Figure dataset records

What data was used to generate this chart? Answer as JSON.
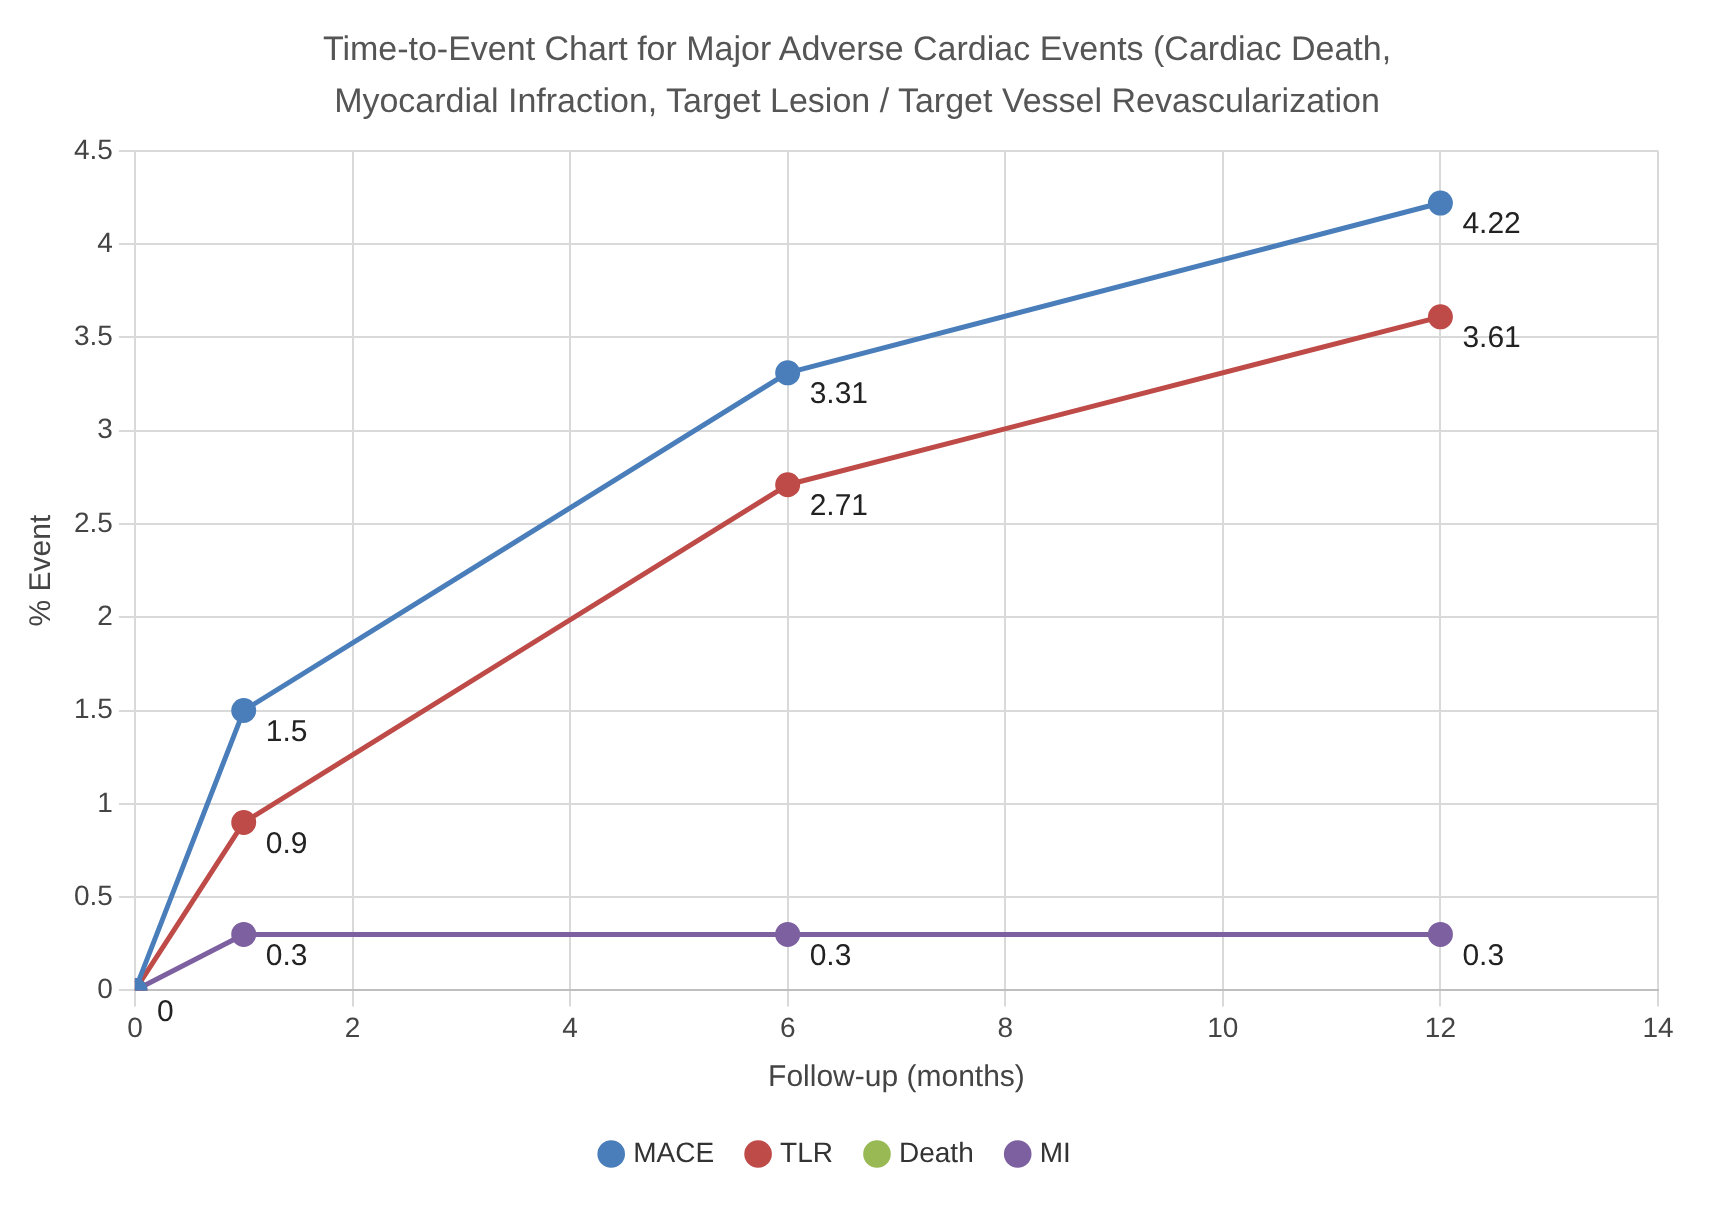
{
  "chart_data": {
    "type": "line",
    "title": "Time-to-Event Chart for Major Adverse Cardiac Events (Cardiac Death, Myocardial Infraction, Target Lesion / Target Vessel Revascularization",
    "xlabel": "Follow-up (months)",
    "ylabel": "% Event",
    "x": [
      0,
      1,
      6,
      12
    ],
    "series": [
      {
        "name": "MACE",
        "color": "#4a7ebb",
        "values": [
          0,
          1.5,
          3.31,
          4.22
        ],
        "value_labels": [
          null,
          "1.5",
          "3.31",
          "4.22"
        ]
      },
      {
        "name": "TLR",
        "color": "#be4b48",
        "values": [
          0,
          0.9,
          2.71,
          3.61
        ],
        "value_labels": [
          null,
          "0.9",
          "2.71",
          "3.61"
        ]
      },
      {
        "name": "Death",
        "color": "#98b954",
        "values": [
          null,
          null,
          null,
          null
        ]
      },
      {
        "name": "MI",
        "color": "#7d60a0",
        "values": [
          0,
          0.3,
          0.3,
          0.3
        ],
        "value_labels": [
          "0",
          "0.3",
          "0.3",
          "0.3"
        ]
      }
    ],
    "xlim": [
      0,
      14
    ],
    "xticks": [
      0,
      2,
      4,
      6,
      8,
      10,
      12,
      14
    ],
    "ylim": [
      0,
      4.5
    ],
    "yticks": [
      0,
      0.5,
      1,
      1.5,
      2,
      2.5,
      3,
      3.5,
      4,
      4.5
    ],
    "grid": true,
    "legend": "bottom",
    "marker": "circle",
    "line_style": "solid"
  }
}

Directions — Select and copy every line of the listing with the word "Death".

Exercise result —
    "title": "Time-to-Event Chart for Major Adverse Cardiac Events (Cardiac Death, Myocardial Infraction, Target Lesion / Target Vessel Revascularization",
        "name": "Death",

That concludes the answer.